__WHAT THE EXERCISE ASKS__
Scan the listing below. Report each line that includes "this".
--- LISTED RECORDS ---
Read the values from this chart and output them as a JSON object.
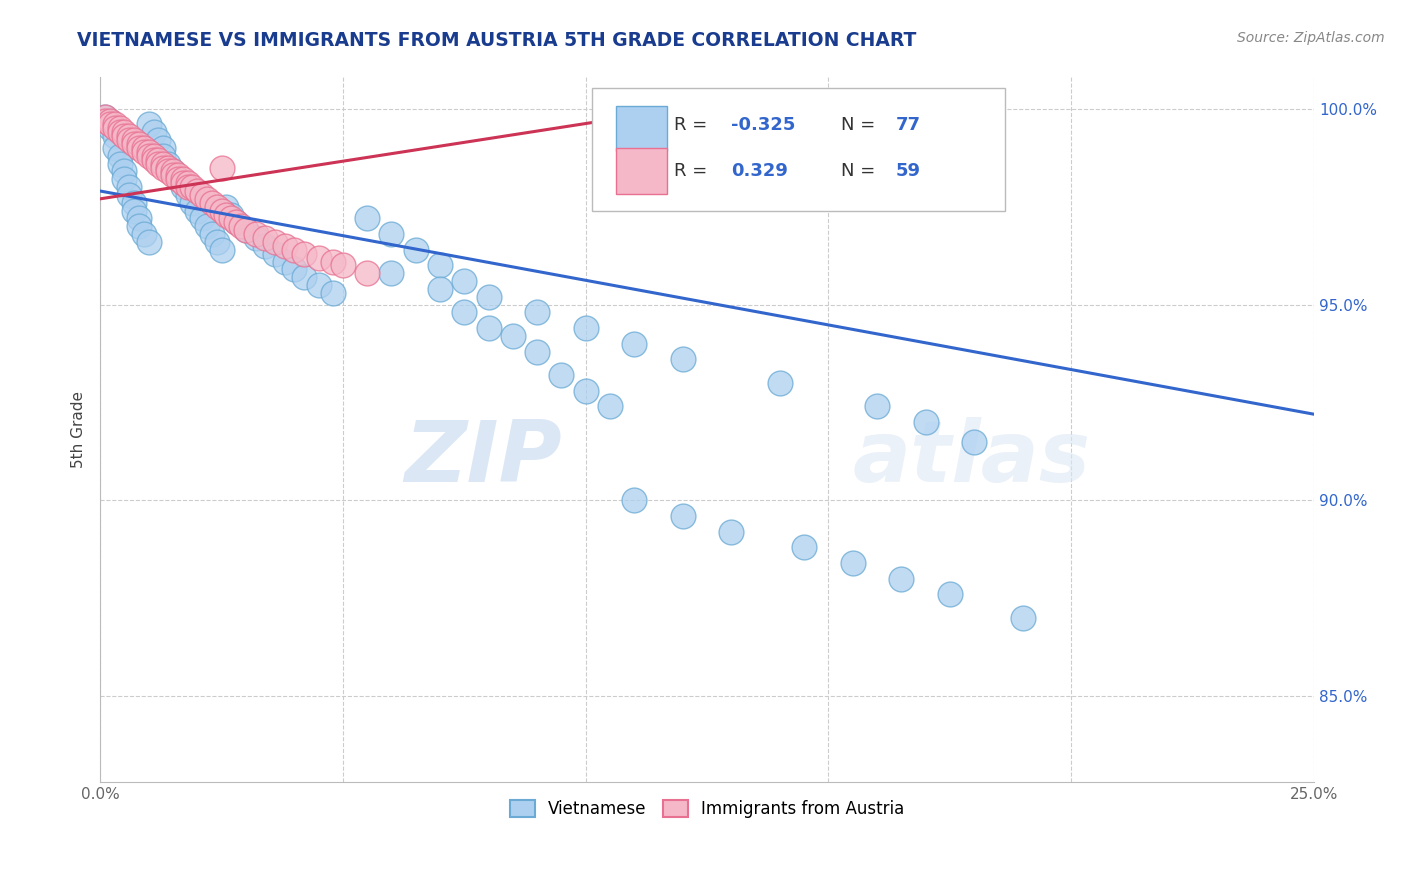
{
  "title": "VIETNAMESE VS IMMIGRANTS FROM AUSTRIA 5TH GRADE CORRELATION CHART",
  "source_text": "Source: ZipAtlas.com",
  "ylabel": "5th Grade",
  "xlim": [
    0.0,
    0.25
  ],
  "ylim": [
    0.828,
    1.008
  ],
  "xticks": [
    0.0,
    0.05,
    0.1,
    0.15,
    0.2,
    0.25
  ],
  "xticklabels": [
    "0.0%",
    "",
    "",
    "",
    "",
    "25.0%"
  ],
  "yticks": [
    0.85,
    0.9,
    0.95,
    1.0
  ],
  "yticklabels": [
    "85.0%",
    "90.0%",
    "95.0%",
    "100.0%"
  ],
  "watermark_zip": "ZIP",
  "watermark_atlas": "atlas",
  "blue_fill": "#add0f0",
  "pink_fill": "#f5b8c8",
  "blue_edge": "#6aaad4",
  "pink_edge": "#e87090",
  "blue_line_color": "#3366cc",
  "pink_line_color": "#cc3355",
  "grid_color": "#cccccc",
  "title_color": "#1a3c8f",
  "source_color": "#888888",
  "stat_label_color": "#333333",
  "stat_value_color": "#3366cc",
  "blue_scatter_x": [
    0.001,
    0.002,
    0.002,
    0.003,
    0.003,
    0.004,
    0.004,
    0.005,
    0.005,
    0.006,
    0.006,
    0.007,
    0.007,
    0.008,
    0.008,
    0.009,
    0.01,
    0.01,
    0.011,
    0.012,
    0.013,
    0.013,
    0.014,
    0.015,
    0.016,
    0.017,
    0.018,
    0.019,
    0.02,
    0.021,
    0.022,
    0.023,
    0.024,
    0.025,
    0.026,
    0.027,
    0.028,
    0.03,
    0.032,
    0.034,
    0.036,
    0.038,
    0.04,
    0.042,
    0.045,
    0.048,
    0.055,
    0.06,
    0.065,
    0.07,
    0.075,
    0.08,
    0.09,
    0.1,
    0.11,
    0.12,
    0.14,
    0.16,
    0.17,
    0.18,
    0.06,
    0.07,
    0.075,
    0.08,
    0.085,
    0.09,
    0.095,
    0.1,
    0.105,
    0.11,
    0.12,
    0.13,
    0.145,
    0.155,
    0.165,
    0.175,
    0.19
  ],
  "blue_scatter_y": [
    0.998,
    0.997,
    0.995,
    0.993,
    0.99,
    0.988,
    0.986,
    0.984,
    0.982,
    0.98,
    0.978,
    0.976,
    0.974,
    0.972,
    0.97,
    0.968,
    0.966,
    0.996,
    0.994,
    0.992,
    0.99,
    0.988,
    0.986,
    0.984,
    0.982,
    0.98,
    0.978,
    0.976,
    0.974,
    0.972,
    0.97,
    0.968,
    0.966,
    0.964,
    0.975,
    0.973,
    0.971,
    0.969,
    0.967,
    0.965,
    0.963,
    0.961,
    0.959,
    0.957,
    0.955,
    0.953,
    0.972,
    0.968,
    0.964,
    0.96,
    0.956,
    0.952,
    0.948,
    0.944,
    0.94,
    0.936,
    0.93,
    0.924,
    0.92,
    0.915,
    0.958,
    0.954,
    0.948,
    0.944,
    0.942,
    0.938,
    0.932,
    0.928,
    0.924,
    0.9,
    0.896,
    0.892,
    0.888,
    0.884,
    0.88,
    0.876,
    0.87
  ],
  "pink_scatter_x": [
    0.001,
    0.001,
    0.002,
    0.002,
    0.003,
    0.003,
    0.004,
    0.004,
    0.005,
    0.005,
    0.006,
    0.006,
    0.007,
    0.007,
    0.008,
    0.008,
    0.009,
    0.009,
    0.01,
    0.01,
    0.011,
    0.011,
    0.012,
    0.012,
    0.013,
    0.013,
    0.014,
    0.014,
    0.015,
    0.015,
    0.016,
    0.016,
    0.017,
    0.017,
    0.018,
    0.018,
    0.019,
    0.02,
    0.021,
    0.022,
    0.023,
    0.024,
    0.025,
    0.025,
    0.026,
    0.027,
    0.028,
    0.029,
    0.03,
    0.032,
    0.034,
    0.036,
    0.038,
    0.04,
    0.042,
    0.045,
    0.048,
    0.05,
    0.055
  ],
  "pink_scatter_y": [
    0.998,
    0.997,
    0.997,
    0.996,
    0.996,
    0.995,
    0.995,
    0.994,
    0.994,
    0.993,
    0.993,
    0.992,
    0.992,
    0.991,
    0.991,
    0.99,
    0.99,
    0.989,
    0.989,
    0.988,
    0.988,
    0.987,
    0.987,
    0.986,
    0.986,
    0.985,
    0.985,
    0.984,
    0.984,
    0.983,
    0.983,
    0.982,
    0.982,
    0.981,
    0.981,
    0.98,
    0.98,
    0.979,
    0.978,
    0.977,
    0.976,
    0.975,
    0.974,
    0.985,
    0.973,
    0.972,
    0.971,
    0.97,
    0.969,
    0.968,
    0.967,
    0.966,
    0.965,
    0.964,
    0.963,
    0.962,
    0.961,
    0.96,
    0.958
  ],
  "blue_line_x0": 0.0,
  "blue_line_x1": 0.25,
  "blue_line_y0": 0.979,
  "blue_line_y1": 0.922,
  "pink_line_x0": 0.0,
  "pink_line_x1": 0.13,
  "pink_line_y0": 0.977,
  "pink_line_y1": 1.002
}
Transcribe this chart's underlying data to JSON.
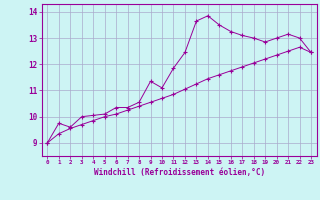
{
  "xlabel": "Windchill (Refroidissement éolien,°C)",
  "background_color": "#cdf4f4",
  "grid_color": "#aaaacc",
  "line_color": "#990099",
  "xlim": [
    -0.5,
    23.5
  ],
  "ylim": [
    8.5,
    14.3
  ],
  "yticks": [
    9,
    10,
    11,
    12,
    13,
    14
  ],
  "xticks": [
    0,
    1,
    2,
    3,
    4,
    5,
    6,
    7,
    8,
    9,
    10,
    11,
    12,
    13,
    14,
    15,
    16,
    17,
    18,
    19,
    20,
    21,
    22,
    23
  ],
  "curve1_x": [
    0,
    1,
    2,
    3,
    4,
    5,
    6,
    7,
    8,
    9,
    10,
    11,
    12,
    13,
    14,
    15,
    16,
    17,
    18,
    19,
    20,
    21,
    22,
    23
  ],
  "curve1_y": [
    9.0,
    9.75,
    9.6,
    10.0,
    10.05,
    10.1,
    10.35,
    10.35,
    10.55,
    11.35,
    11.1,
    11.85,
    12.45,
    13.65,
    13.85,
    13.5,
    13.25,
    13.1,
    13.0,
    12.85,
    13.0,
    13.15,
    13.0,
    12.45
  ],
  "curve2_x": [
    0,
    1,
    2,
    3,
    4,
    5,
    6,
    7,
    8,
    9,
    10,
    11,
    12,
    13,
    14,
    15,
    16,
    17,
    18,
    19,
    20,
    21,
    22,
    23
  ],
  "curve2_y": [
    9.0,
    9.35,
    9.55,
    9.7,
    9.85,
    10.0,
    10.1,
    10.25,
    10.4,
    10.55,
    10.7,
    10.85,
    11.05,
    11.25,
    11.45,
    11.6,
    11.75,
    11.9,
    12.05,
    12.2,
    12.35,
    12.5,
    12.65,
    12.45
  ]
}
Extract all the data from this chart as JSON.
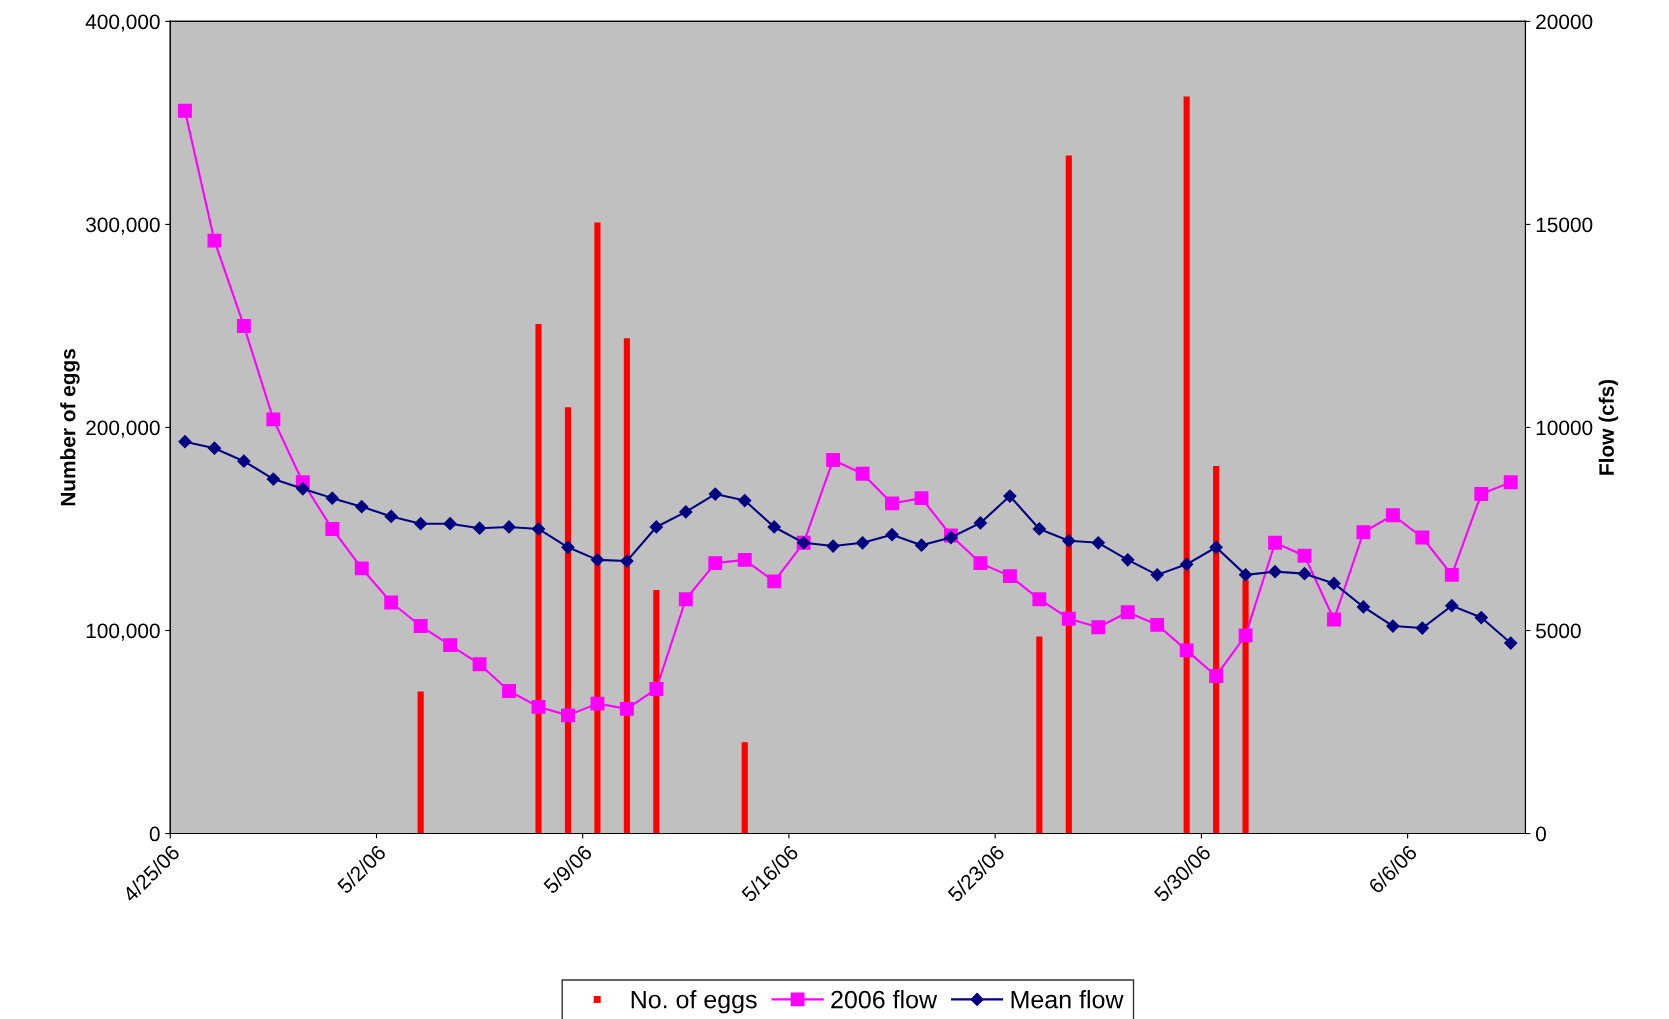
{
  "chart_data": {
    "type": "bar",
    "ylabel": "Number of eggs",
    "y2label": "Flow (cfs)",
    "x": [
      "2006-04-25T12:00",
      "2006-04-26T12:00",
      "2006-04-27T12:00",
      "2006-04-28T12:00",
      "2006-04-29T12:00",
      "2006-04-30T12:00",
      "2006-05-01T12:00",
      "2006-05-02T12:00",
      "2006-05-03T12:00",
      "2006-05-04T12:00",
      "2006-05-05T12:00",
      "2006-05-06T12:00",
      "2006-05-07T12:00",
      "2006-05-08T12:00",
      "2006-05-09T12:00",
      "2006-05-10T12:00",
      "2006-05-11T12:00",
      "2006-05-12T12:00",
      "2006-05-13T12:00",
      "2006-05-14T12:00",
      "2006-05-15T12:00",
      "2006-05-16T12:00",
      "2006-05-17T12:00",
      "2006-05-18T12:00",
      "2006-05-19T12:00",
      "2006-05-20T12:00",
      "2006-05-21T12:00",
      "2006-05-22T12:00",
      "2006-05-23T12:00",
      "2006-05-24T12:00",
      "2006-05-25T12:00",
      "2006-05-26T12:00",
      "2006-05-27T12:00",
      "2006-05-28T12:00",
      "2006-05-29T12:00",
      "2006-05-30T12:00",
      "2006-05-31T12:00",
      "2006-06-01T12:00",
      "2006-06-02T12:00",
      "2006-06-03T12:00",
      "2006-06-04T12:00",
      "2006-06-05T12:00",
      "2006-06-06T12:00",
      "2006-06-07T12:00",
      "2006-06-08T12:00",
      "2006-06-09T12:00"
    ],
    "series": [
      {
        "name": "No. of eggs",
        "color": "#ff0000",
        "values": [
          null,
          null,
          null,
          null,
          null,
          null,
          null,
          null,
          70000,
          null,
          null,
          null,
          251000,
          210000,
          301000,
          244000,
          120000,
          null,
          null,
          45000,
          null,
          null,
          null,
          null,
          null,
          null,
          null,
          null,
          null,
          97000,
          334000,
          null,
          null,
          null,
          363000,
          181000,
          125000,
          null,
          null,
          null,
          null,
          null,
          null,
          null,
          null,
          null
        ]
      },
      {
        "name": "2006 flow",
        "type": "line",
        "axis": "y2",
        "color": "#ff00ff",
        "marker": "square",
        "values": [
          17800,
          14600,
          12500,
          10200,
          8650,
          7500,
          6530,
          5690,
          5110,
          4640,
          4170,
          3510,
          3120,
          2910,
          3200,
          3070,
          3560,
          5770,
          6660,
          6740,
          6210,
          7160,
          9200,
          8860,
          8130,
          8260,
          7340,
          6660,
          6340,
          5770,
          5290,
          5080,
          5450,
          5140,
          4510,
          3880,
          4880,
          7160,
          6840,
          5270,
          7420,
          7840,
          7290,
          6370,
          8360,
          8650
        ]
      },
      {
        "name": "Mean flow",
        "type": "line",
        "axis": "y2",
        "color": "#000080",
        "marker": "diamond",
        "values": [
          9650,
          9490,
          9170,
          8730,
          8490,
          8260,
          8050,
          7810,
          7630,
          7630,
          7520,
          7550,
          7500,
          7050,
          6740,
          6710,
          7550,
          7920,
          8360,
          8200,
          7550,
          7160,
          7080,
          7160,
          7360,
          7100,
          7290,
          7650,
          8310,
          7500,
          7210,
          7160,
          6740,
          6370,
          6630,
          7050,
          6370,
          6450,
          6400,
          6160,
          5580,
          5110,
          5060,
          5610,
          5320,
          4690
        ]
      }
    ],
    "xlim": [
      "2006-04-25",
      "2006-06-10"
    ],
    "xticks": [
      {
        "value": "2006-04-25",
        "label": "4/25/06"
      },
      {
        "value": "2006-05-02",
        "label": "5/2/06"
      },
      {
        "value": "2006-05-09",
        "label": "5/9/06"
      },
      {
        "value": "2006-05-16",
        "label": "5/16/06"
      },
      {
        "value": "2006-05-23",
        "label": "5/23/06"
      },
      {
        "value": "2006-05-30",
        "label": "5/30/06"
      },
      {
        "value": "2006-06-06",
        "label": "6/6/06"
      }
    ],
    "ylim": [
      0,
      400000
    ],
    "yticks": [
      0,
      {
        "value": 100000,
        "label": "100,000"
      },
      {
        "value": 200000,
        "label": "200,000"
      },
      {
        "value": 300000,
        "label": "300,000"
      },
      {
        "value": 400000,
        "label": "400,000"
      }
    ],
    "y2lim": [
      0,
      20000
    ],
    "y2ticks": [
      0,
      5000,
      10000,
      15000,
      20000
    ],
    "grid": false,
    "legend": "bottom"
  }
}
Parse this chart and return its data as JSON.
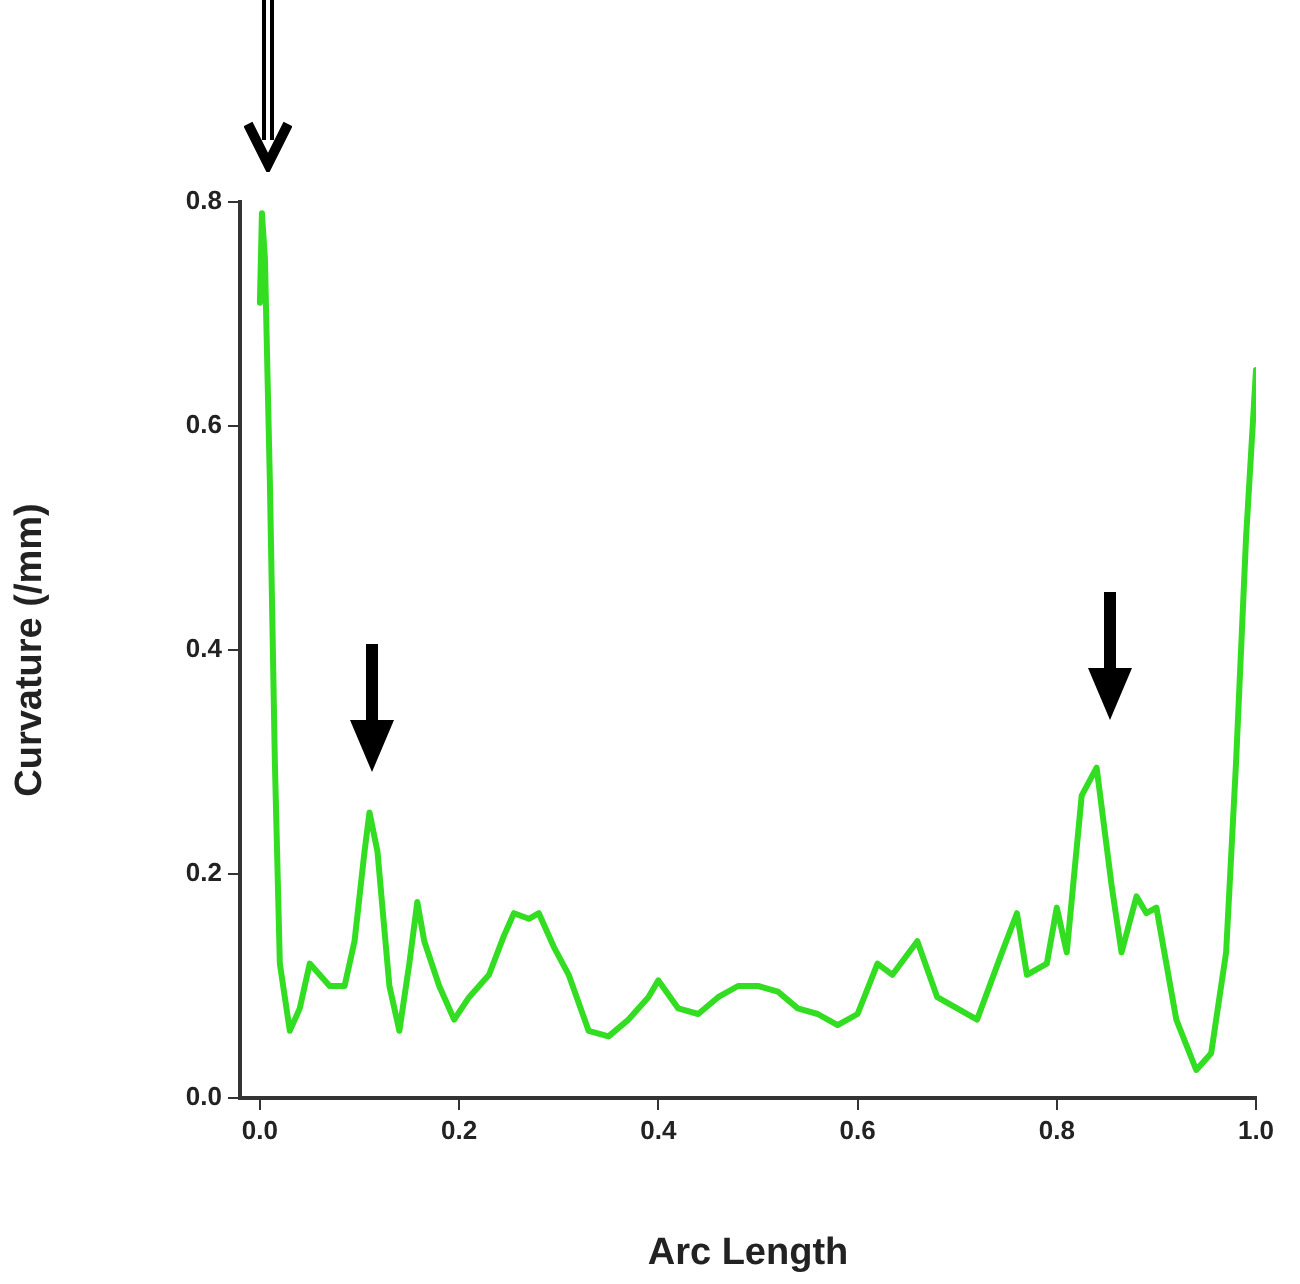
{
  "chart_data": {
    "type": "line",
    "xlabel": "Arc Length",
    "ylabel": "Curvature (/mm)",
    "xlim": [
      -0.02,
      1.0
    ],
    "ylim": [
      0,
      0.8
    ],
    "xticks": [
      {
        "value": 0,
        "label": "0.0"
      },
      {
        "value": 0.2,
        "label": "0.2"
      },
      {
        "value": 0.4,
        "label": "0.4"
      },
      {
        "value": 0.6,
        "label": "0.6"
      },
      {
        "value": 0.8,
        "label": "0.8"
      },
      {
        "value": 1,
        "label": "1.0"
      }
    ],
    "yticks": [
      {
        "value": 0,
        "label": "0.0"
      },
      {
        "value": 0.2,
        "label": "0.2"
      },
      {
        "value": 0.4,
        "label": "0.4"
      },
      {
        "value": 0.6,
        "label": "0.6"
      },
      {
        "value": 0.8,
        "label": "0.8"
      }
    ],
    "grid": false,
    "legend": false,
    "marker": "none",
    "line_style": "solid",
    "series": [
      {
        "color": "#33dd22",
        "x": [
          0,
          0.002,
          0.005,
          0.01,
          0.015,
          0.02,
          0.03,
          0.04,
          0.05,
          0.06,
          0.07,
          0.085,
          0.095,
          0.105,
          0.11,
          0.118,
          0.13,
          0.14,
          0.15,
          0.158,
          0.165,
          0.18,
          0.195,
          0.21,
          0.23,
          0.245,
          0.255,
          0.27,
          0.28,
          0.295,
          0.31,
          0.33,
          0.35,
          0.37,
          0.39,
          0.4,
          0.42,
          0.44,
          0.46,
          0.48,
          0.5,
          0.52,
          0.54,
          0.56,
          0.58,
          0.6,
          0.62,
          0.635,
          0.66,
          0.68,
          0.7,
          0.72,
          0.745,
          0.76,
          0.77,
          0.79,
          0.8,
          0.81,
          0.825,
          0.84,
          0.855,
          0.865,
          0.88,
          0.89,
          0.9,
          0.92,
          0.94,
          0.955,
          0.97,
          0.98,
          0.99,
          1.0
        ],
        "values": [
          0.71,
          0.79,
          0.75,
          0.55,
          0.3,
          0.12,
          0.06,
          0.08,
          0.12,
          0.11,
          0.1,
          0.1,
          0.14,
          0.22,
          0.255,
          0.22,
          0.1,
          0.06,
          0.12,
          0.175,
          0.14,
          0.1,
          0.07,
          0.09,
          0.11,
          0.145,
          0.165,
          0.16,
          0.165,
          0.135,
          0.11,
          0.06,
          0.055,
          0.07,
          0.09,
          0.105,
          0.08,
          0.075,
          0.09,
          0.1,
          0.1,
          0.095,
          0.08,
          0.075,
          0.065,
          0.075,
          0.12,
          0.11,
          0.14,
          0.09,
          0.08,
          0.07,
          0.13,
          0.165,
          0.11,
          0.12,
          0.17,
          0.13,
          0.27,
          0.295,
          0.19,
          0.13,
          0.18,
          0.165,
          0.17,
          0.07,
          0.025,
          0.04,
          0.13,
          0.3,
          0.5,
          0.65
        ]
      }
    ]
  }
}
---
__WRITTEN REPLY__
Read the values from this chart and output them as a JSON object.
Transcribe this chart's underlying data to JSON.
Extract all the data from this chart as JSON.
Parse this chart and return its data as JSON.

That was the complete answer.